Records from a collection:
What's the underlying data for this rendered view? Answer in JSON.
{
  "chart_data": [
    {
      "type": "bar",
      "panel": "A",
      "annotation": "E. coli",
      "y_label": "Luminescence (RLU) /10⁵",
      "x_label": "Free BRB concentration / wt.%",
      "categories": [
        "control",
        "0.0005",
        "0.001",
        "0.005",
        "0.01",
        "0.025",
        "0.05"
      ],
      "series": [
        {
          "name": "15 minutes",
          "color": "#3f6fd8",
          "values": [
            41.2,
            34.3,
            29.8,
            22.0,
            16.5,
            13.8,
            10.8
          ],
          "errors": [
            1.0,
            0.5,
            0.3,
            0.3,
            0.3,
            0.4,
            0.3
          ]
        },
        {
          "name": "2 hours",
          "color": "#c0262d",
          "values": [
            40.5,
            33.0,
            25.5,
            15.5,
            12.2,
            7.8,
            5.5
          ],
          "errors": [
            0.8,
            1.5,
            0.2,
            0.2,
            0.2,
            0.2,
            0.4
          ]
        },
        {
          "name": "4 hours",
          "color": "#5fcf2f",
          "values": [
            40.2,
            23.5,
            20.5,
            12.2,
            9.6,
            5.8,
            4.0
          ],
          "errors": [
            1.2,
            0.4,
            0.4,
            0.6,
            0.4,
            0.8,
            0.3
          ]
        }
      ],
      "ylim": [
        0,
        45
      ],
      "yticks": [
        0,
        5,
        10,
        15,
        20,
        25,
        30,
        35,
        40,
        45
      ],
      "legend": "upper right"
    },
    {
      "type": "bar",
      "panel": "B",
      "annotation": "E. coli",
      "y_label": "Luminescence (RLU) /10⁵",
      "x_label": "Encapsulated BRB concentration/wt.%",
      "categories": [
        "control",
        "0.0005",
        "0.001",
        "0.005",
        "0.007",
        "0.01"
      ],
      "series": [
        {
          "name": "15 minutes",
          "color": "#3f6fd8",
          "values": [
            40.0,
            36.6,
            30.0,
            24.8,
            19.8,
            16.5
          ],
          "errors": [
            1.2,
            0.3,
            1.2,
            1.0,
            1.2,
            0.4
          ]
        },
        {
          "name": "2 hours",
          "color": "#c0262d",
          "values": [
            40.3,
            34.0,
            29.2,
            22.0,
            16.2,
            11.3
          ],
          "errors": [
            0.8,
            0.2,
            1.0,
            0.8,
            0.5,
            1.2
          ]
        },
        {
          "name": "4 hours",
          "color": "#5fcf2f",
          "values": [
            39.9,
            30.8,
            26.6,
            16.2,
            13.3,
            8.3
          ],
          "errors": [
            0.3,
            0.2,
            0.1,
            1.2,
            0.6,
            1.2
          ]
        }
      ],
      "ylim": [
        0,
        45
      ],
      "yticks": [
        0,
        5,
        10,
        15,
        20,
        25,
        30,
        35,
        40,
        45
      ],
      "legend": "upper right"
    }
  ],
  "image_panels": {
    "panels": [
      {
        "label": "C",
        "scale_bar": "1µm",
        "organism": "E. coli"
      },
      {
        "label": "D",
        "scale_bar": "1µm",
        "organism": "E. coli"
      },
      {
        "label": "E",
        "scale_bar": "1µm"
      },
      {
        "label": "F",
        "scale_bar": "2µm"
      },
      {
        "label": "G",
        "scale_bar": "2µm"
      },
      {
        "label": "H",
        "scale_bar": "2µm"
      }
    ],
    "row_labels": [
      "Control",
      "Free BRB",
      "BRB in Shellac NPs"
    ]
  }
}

> Exercise
Copy whichever lines in the listing above contain the word "Free".

> Task answer
      "x_label": "Free BRB concentration / wt.%",
      "Free BRB",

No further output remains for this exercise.